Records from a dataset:
• • •
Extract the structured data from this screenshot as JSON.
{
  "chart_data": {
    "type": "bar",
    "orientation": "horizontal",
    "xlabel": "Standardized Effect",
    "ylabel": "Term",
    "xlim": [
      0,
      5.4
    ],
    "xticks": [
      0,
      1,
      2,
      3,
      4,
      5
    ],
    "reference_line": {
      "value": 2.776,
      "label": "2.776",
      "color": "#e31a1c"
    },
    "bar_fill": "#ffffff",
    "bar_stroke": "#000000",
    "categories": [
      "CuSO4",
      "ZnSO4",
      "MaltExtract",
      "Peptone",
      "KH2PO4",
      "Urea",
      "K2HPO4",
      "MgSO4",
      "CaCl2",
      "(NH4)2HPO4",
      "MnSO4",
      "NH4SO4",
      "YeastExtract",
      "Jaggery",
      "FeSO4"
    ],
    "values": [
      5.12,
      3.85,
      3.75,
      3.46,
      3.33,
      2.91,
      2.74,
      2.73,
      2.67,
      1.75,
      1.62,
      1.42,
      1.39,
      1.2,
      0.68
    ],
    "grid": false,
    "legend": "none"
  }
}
• • •
*What you have to do:* Send back each record exactly as it stands.

*Reply:*
Extract the structured data from this screenshot as JSON.
{
  "chart_data": {
    "type": "bar",
    "orientation": "horizontal",
    "xlabel": "Standardized Effect",
    "ylabel": "Term",
    "xlim": [
      0,
      5.4
    ],
    "xticks": [
      0,
      1,
      2,
      3,
      4,
      5
    ],
    "reference_line": {
      "value": 2.776,
      "label": "2.776",
      "color": "#e31a1c"
    },
    "bar_fill": "#ffffff",
    "bar_stroke": "#000000",
    "categories": [
      "CuSO4",
      "ZnSO4",
      "MaltExtract",
      "Peptone",
      "KH2PO4",
      "Urea",
      "K2HPO4",
      "MgSO4",
      "CaCl2",
      "(NH4)2HPO4",
      "MnSO4",
      "NH4SO4",
      "YeastExtract",
      "Jaggery",
      "FeSO4"
    ],
    "values": [
      5.12,
      3.85,
      3.75,
      3.46,
      3.33,
      2.91,
      2.74,
      2.73,
      2.67,
      1.75,
      1.62,
      1.42,
      1.39,
      1.2,
      0.68
    ],
    "grid": false,
    "legend": "none"
  }
}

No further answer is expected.